# Recorded data

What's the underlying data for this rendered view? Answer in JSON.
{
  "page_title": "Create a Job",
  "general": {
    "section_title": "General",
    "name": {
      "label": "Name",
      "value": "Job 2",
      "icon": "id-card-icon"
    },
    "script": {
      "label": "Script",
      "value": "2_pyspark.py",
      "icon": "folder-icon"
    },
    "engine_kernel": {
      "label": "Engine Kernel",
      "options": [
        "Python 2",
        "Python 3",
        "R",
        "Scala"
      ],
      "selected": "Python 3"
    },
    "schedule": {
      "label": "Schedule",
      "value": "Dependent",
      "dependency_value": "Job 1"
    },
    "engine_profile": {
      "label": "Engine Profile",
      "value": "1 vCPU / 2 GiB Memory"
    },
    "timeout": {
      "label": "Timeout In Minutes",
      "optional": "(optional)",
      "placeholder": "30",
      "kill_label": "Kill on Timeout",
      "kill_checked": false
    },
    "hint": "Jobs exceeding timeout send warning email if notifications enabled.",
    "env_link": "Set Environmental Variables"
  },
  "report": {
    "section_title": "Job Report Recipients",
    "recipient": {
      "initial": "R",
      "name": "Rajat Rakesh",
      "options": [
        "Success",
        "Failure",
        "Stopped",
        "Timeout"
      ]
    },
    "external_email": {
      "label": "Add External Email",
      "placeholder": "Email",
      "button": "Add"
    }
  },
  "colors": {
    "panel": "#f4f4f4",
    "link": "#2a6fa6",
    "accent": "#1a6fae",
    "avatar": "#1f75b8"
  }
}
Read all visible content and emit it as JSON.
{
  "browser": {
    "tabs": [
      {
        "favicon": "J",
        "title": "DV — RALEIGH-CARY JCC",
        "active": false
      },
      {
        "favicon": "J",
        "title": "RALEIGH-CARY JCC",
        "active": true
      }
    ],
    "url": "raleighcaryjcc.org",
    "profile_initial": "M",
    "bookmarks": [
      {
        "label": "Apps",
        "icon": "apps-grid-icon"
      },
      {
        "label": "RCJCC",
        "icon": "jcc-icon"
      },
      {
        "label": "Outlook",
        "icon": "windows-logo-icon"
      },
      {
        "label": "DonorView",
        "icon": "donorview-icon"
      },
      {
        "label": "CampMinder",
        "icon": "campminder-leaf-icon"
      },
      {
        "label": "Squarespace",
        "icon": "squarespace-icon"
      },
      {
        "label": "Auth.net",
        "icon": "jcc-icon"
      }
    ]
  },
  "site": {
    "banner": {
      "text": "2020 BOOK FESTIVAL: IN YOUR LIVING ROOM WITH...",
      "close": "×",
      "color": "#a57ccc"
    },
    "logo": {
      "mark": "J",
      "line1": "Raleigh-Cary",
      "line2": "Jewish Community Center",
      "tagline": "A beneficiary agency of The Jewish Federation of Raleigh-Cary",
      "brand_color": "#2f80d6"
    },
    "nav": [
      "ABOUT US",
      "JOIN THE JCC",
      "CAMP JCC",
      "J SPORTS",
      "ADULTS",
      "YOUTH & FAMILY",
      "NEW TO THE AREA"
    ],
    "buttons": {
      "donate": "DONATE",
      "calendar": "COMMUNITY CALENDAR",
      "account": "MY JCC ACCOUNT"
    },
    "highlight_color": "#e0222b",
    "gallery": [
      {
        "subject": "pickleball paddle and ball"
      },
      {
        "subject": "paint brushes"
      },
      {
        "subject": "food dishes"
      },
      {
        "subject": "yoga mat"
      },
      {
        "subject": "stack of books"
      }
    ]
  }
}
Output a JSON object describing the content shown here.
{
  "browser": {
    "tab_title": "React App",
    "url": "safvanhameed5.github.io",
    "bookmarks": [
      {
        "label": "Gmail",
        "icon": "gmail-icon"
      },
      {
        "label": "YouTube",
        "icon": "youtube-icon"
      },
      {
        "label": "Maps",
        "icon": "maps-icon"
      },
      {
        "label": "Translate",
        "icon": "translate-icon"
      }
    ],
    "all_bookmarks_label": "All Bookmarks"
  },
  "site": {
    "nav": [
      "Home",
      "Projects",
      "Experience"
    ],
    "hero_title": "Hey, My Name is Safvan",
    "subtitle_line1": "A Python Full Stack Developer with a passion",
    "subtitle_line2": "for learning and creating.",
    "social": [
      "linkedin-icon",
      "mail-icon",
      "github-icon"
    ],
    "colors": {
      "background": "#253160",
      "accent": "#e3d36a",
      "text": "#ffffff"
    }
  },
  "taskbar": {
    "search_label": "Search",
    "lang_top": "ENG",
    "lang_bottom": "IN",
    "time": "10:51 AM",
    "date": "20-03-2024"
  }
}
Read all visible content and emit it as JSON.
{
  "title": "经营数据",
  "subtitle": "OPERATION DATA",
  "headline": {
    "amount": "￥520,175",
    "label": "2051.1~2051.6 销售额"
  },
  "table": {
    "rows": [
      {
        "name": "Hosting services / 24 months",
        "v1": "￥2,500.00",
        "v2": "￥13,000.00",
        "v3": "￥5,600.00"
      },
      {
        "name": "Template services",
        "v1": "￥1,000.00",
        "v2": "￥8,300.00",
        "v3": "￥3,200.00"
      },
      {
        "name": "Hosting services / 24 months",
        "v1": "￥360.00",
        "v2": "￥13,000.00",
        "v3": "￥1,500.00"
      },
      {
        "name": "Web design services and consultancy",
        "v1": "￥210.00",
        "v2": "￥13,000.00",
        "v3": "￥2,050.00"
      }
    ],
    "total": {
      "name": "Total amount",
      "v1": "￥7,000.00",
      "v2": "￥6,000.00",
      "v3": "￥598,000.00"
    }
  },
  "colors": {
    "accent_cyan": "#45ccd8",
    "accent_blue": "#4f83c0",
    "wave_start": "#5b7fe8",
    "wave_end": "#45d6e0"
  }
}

# Requirement
Only the number is needed: state how many lines in the listing contain "JSON".

# Written solution
4